WHAT THE TASK REQUIRES: Omit all images. Write out the rest of the material exactly.

━━━━━━━━

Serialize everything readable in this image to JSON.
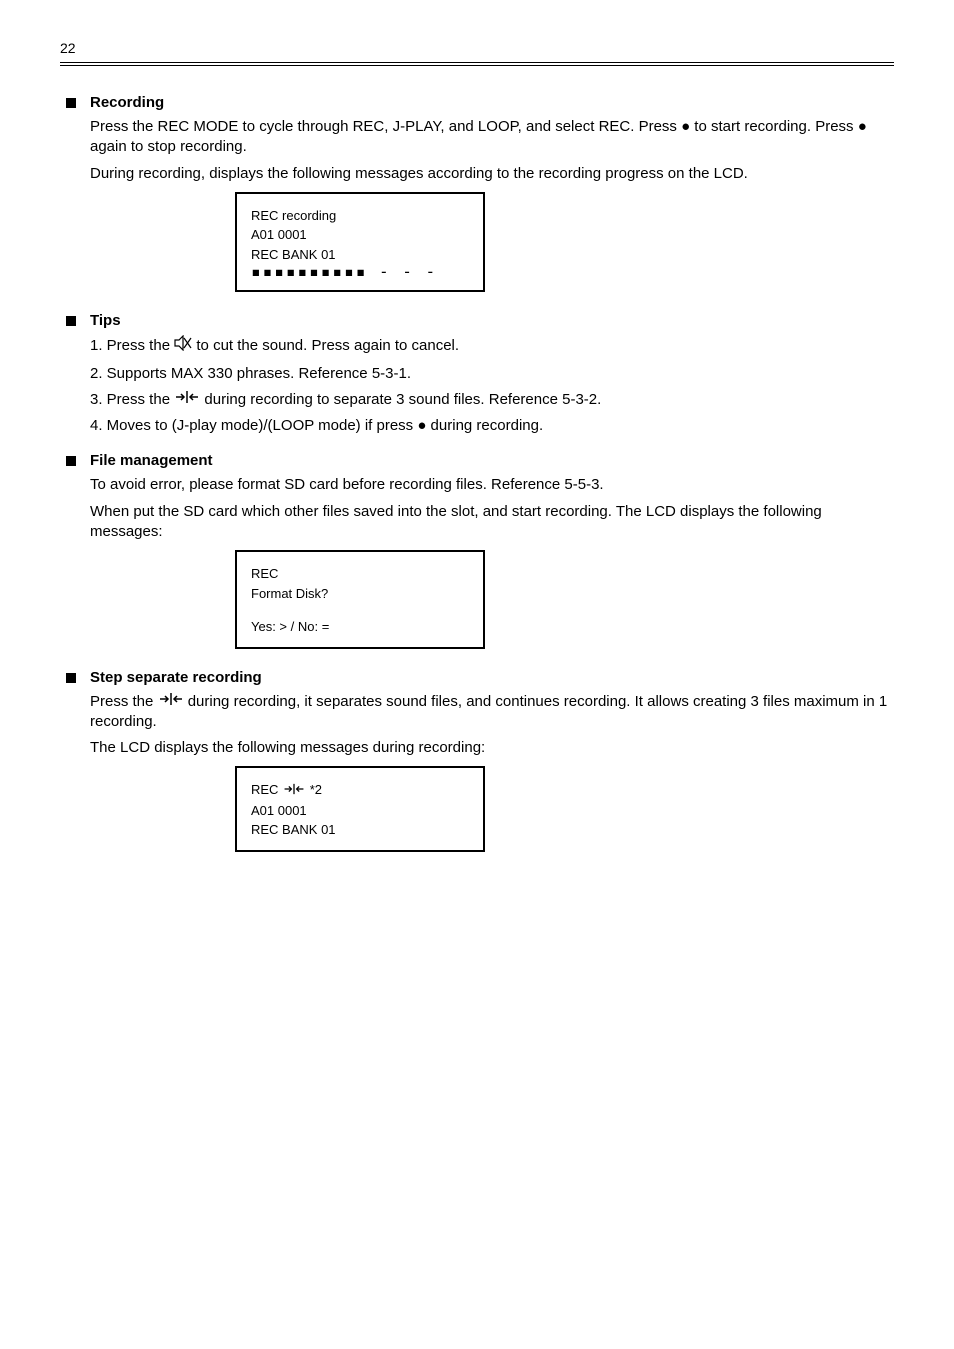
{
  "pageNumber": "22",
  "sections": [
    {
      "title": "Recording",
      "paras": [
        "Press the REC MODE to cycle through REC, J-PLAY, and LOOP, and select REC. Press ● to start recording. Press ● again to stop recording.",
        "During recording, displays the following messages according to the recording progress on the LCD."
      ],
      "lcd": {
        "lines": [
          "REC recording",
          "A01 0001",
          "REC BANK 01"
        ],
        "bar": "▪▪▪▪▪▪▪▪▪▪ - - -"
      }
    },
    {
      "title": "Tips",
      "paras": [
        "1. Press the {mute} to cut the sound. Press again to cancel.",
        "2. Supports MAX 330 phrases. Reference 5-3-1.",
        "3. Press the {step} during recording to separate 3 sound files. Reference 5-3-2.",
        "4. Moves to (J-play mode)/(LOOP mode) if press ● during recording."
      ]
    },
    {
      "title": "File management",
      "paras": [
        "To avoid error, please format SD card before recording files. Reference 5-5-3.",
        "When put the SD card which other files saved into the slot, and start recording. The LCD displays the following messages:"
      ],
      "lcd": {
        "lines": [
          "REC",
          "Format Disk?",
          "Yes: > / No: ="
        ]
      }
    },
    {
      "title": "Step separate recording",
      "paras": [
        "Press the {step} during recording, it separates sound files, and continues recording. It allows creating 3 files maximum in 1 recording.",
        "The LCD displays the following messages during recording:"
      ],
      "lcd": {
        "lines": [
          "REC {step} *2",
          "A01 0001",
          "REC BANK 01"
        ]
      }
    }
  ],
  "icons": {
    "mute": "mute-icon",
    "step": "step-icon"
  }
}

━━━━━━━━

OUTPUT FOR THIS TASK:
Serialize everything readable in this image to JSON.
{
  "pageNumber": "22",
  "sections": [
    {
      "title": "Recording",
      "paras": [
        "Press the REC MODE to cycle through REC, J-PLAY, and LOOP, and select REC. Press ● to start recording. Press ● again to stop recording.",
        "During recording, displays the following messages according to the recording progress on the LCD."
      ],
      "lcd": {
        "lines": [
          "REC recording",
          "A01 0001",
          "REC BANK 01"
        ],
        "bar": "▪▪▪▪▪▪▪▪▪▪ - - -"
      }
    },
    {
      "title": "Tips",
      "paras": [
        "1. Press the {mute} to cut the sound. Press again to cancel.",
        "2. Supports MAX 330 phrases. Reference 5-3-1.",
        "3. Press the {step} during recording to separate 3 sound files. Reference 5-3-2.",
        "4. Moves to (J-play mode)/(LOOP mode) if press ● during recording."
      ]
    },
    {
      "title": "File management",
      "paras": [
        "To avoid error, please format SD card before recording files. Reference 5-5-3.",
        "When put the SD card which other files saved into the slot, and start recording. The LCD displays the following messages:"
      ],
      "lcd": {
        "lines": [
          "REC",
          "Format Disk?",
          "Yes: > / No: ="
        ]
      }
    },
    {
      "title": "Step separate recording",
      "paras": [
        "Press the {step} during recording, it separates sound files, and continues recording. It allows creating 3 files maximum in 1 recording.",
        "The LCD displays the following messages during recording:"
      ],
      "lcd": {
        "lines": [
          "REC {step} *2",
          "A01 0001",
          "REC BANK 01"
        ]
      }
    }
  ],
  "icons": {
    "mute": "mute-icon",
    "step": "step-icon"
  }
}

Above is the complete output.